- **Description of the task**: Look for the string "this" in every line, and copy each line that has it.
------------------------------------------------
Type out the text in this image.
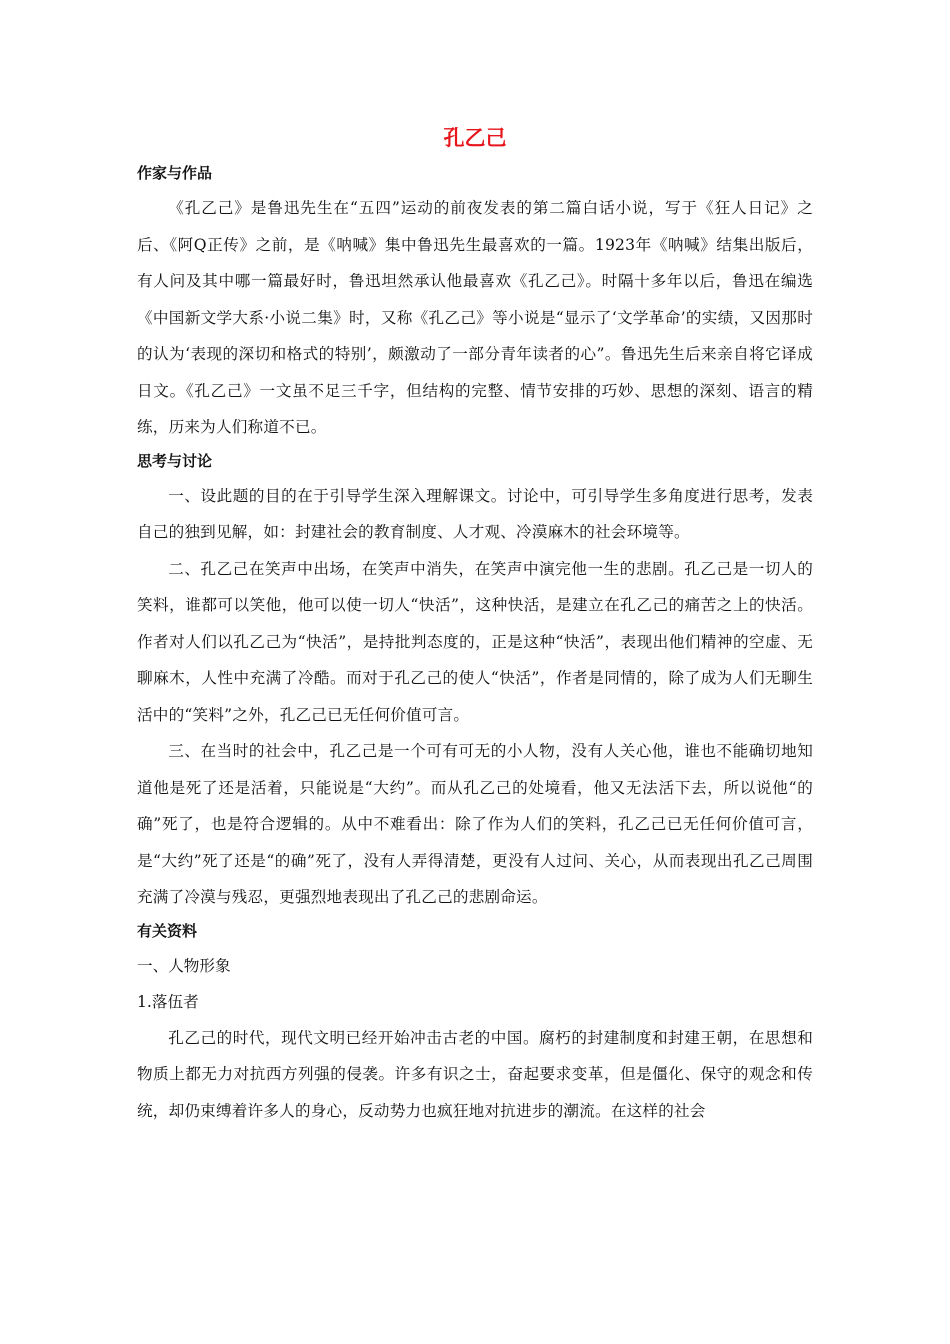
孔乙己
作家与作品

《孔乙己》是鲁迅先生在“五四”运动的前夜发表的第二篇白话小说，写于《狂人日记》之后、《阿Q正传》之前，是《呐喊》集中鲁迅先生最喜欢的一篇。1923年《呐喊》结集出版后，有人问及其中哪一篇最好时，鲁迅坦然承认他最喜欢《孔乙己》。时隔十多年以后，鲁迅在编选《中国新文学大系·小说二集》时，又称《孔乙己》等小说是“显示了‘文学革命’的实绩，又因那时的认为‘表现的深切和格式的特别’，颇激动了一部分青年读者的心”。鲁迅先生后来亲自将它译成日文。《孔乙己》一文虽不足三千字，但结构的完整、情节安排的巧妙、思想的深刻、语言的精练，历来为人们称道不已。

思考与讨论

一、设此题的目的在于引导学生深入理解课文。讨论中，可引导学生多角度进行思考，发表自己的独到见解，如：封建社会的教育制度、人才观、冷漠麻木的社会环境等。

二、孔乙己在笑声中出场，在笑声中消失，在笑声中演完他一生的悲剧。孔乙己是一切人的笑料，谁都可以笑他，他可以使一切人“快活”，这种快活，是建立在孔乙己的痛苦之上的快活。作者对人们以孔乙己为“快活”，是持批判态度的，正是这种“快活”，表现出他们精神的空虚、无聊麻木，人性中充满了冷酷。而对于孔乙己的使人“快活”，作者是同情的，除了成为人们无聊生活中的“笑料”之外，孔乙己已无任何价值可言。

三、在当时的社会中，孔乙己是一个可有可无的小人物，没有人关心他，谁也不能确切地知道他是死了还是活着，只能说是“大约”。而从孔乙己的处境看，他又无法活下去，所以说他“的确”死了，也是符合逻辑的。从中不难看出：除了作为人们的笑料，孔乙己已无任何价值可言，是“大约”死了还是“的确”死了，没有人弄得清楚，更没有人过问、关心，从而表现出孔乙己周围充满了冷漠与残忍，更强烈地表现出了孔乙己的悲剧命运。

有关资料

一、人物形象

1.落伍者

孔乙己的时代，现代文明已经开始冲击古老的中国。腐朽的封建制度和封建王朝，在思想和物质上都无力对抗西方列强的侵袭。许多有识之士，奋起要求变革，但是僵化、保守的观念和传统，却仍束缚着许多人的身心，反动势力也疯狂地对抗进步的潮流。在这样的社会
------------------------------------------------
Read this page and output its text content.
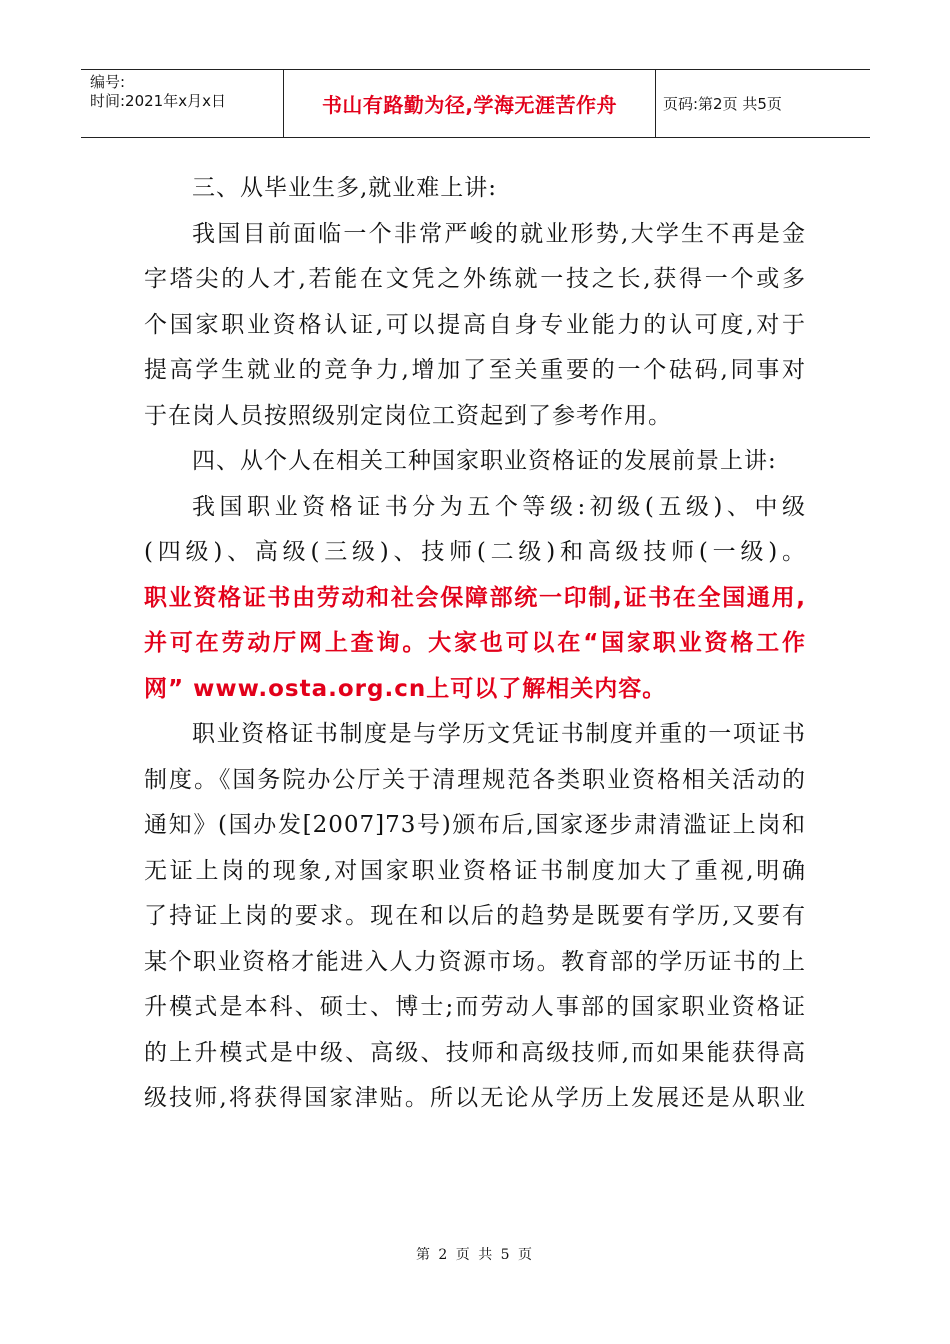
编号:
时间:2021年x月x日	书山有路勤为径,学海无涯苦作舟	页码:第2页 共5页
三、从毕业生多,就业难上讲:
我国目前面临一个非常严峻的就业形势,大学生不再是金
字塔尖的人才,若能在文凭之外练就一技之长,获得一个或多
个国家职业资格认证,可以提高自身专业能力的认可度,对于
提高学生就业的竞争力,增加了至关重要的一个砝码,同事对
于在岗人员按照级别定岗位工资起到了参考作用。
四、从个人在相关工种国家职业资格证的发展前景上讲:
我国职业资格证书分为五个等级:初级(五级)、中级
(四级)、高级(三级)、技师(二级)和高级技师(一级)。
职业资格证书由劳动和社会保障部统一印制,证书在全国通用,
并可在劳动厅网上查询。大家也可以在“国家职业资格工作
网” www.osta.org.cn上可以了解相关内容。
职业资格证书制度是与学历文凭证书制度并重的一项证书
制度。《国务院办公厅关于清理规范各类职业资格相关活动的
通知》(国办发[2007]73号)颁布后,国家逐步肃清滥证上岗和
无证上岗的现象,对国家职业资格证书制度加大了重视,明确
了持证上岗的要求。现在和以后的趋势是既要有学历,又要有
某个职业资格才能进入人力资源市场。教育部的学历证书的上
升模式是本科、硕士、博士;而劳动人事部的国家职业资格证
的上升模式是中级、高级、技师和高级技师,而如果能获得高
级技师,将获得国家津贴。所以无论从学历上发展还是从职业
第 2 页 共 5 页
------------------------------------------------
- **Reply**:
Type out the text in this image.
Read this page and output its text content.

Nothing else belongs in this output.